§ **TASK OBJECTIVE**
Report, word for word, every line of the material that contains "teonex".

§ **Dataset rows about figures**
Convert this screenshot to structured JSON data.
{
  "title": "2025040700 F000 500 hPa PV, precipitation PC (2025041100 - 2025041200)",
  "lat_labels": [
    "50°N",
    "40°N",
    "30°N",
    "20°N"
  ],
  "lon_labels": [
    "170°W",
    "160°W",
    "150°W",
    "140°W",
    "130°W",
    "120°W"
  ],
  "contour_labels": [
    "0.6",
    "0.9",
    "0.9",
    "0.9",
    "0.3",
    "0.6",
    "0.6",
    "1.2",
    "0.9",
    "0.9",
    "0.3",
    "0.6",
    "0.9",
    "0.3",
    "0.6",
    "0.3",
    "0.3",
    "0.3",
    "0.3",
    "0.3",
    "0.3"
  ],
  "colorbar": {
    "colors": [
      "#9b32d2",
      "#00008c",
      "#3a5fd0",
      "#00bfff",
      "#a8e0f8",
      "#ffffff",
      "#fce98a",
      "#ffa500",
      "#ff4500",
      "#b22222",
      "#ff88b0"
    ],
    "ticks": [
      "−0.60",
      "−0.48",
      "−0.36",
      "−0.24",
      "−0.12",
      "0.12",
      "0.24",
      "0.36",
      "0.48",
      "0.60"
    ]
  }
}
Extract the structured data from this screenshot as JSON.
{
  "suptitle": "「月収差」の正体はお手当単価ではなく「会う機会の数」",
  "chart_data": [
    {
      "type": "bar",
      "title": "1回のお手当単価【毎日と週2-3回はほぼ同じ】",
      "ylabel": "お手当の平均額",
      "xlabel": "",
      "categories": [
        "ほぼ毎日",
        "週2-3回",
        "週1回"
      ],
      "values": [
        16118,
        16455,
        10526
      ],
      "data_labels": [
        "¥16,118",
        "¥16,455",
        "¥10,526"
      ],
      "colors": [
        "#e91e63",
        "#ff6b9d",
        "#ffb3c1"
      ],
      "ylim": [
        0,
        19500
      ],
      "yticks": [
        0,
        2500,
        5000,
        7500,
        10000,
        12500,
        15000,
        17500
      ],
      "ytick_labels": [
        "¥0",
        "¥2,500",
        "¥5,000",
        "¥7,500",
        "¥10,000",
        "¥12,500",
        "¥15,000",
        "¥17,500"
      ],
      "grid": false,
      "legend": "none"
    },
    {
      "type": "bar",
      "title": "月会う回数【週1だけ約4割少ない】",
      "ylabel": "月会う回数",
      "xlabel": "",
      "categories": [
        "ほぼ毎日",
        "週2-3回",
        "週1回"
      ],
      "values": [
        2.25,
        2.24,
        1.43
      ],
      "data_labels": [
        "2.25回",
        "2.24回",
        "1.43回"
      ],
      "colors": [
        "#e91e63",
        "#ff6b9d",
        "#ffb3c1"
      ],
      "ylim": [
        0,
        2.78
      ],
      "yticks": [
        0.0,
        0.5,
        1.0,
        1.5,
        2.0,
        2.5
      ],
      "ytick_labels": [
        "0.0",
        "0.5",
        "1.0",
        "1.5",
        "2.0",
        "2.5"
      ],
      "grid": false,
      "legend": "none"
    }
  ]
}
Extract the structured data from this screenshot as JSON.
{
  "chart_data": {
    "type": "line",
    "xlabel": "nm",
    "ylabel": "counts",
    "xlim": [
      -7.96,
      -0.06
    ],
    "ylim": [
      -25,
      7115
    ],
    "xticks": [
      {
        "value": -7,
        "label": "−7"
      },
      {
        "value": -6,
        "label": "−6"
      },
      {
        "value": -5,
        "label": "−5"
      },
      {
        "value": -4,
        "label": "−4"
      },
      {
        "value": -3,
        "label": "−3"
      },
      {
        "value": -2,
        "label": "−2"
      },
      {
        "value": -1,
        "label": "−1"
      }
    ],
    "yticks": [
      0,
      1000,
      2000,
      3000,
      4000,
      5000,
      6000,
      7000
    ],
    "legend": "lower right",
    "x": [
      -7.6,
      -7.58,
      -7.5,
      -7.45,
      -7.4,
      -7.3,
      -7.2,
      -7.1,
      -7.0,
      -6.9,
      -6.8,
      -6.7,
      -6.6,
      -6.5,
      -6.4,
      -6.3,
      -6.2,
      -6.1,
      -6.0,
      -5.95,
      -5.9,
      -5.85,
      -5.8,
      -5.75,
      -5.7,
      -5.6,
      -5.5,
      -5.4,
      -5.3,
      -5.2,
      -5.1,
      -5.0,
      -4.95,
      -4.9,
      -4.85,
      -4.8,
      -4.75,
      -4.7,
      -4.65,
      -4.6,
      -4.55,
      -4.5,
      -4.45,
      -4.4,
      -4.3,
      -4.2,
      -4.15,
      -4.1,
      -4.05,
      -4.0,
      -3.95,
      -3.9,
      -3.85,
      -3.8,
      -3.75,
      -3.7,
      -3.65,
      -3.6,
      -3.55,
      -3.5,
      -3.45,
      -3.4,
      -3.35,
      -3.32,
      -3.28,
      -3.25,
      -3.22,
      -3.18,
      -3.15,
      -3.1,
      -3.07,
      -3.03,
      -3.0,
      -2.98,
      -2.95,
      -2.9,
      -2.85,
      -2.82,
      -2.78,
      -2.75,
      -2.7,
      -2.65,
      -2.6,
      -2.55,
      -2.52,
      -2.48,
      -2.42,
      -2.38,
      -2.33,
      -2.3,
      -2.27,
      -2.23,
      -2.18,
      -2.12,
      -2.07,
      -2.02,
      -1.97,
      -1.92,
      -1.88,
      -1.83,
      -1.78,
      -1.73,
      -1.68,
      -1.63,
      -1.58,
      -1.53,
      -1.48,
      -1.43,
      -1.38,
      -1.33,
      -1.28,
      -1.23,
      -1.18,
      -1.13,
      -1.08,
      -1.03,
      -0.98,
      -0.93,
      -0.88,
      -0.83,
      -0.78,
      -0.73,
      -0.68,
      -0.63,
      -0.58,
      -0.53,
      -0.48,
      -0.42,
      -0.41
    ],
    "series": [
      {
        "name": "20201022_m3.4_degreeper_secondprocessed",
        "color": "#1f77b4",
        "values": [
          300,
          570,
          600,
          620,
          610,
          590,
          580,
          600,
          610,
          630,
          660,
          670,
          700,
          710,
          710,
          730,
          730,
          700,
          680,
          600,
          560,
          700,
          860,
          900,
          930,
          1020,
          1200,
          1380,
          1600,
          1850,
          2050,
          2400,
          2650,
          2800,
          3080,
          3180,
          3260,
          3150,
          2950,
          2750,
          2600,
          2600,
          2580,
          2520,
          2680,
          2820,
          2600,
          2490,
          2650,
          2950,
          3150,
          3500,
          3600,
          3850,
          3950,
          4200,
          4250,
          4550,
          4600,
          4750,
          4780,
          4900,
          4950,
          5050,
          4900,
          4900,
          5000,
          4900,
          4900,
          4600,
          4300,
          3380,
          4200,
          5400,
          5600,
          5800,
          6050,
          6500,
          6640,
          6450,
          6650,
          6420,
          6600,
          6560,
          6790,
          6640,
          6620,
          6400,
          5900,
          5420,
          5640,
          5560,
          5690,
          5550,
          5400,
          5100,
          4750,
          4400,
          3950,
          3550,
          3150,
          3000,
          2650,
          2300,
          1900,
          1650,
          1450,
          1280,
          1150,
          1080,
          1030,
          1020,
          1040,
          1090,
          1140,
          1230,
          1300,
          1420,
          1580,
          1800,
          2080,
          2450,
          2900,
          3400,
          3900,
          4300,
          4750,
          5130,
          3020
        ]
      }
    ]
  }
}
--
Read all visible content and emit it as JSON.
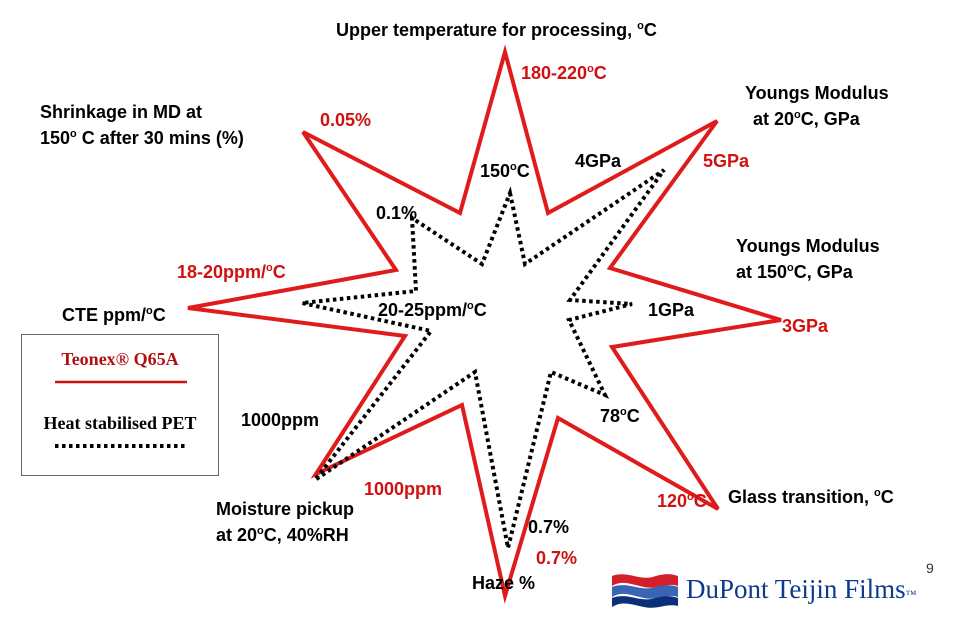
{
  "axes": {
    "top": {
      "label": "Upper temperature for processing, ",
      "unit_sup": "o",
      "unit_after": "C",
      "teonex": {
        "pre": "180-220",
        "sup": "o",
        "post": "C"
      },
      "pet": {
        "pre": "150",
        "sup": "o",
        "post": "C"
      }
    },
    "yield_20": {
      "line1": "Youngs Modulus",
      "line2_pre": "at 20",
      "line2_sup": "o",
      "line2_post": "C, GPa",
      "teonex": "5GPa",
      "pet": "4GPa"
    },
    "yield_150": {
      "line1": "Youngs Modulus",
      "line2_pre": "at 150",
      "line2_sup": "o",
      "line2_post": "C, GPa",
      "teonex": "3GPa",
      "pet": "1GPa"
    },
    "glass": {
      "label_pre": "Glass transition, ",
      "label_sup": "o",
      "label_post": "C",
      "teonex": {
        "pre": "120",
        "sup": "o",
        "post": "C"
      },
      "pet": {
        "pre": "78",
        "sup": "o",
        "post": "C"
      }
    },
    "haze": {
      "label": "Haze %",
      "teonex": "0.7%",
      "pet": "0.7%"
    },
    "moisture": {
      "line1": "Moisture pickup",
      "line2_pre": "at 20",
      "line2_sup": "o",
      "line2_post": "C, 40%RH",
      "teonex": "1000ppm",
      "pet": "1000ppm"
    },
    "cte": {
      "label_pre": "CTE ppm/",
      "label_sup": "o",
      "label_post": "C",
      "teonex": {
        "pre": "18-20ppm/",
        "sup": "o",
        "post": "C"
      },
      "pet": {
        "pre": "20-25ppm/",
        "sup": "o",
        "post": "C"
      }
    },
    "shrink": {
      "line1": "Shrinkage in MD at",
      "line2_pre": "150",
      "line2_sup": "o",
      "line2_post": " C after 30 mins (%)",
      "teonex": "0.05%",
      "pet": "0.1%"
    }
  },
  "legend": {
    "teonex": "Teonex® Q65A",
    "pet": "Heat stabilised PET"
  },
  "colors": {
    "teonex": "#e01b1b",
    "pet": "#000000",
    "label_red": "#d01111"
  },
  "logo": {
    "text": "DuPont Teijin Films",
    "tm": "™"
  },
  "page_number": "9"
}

§ **EXERCISE SOLUTION**
      "teonex": {
      "teonex": "5GPa",
      "teonex": "3GPa",
      "teonex": {
      "teonex": "0.7%",
      "teonex": "1000ppm",
      "teonex": {
      "teonex": "0.05%",
    "teonex": "Teonex® Q65A",
    "teonex": "#e01b1b",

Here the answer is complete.